> [INSTRUÇÃO DADA A]: Segundo o texto sobre o cego Bartimeu, o que o cego fazia à beira do caminho quando Jesus passou?
> [INSTRUÇÃO DADA B]: Prossiga com o texto sobre o cego Bartimeu a partir do ponto em que ele se encerra.

> [TEXTO PARA LEITURA]:

Lições de um cego
Mons. José Maria Pereira
O Evangelho (Mc 10, 46-52)
relata-nos a passagem de Jesus pela cidade de Jericó e a cura do cego Bartimeu,
que estava à beira do caminho, pedindo esmola. Pouco antes de sua Paixão, Jesus
está a caminho para Jerusalém, acompanhado dos seus discípulos e grande
multidão. Percebendo que Jesus passava, o cego começou a gritar: “Filho de
Davi, Jesus, tem compaixão de mim”. Muitos mandam que ele se cale, mas
ele grita mais alto ainda, pedindo compaixão. Jesus se detém e diz: “Chamai-o”.
Chamaram o cego, dizendo-lhe: “Coragem, levanta-te, Jesus te chama!” Deixando
seu manto, deu um pulo e foi até Jesus. Estabelece-se o diálogo decisivo. “O
que queres que eu te faça?” O cego respondeu: “Mestre, que eu veja!” Jesus lhe
disse: “Vai, a tua fé te curou”. No mesmo instante, ele recuperou a vista e
seguia Jesus pelo caminho.
Esse homem que vive na
escuridão, mas sente ânsia de luz, de cura, compreendeu que aquela era a sua a
sua oportunidade: Jesus estava muito perto da sua vida. Quantos dias não tinha
esperado por esse momento! O mestre está agora ao alcance da sua voz! Por isso,
se bem que o repreendiam para que se calasse, ele não lhes fez caso nenhum e
cada vez gritava mais alto. Não podia perder aquela ocasião.

> [MATERIAL FORNECIDO]:
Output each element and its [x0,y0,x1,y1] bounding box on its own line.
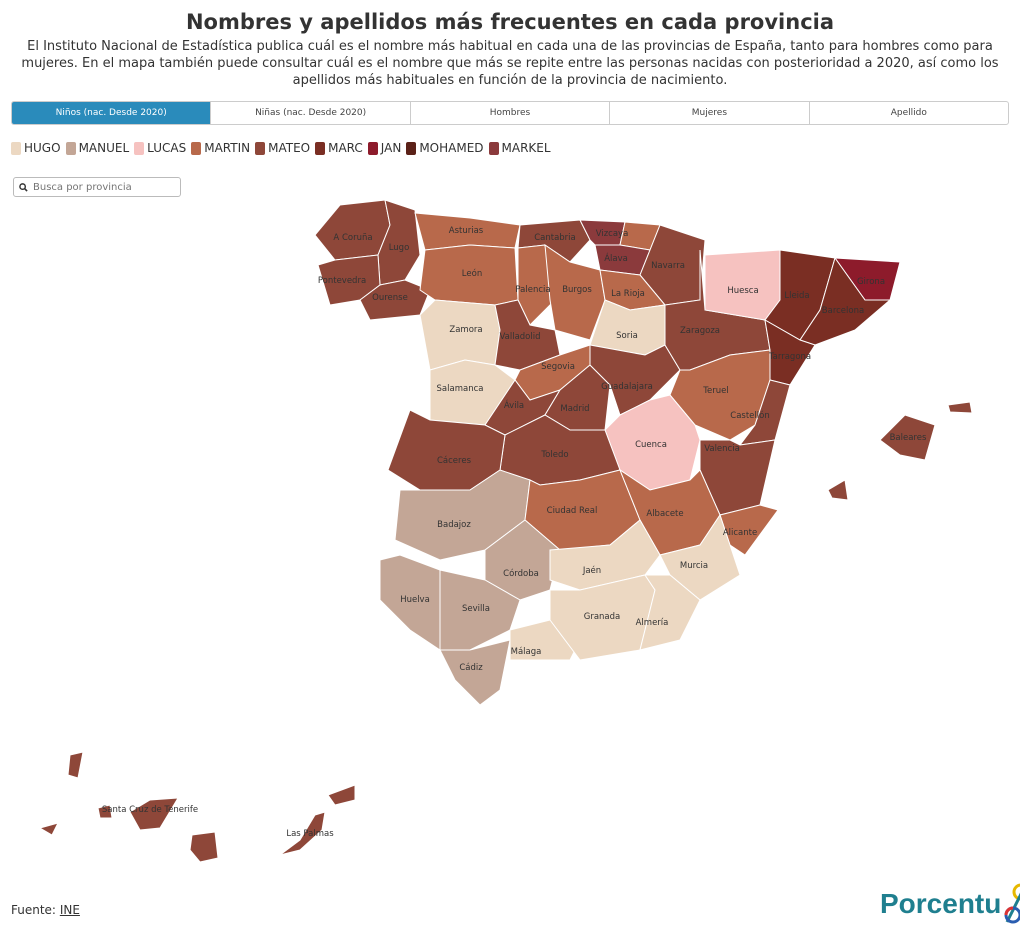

> [RESPOSTA A]: Pedia esmola.

> [RESPOSTA B]:
Que exemplo para a nossa
vida! Cristo, que nunca deixa de estar ao alcance da nossa voz, da nossa
oração, passa às vezes mais perto, para que nos atrevamos a chamá-Lo com força.
Comenta Santo Agostinho: “Temo que Jesus passe e não volte”. Não podemos deixar
que as graças passem como a água da chuva sobre a terra dura. Temos que gritar
para Jesus muitas vezes: Jesus, filho de Davi, tem piedade de mim!
Ao chamar por Ele, consolam-nos
estas palavras de São Bernardo, que tornamos nossas: “O meu único mérito é a
misericórdia do Senhor. Não serei pobre em mérito enquanto Ele não o for em
misericórdia. E como a misericórdia do Senhor é abundante, abundantes são
também os meus méritos”.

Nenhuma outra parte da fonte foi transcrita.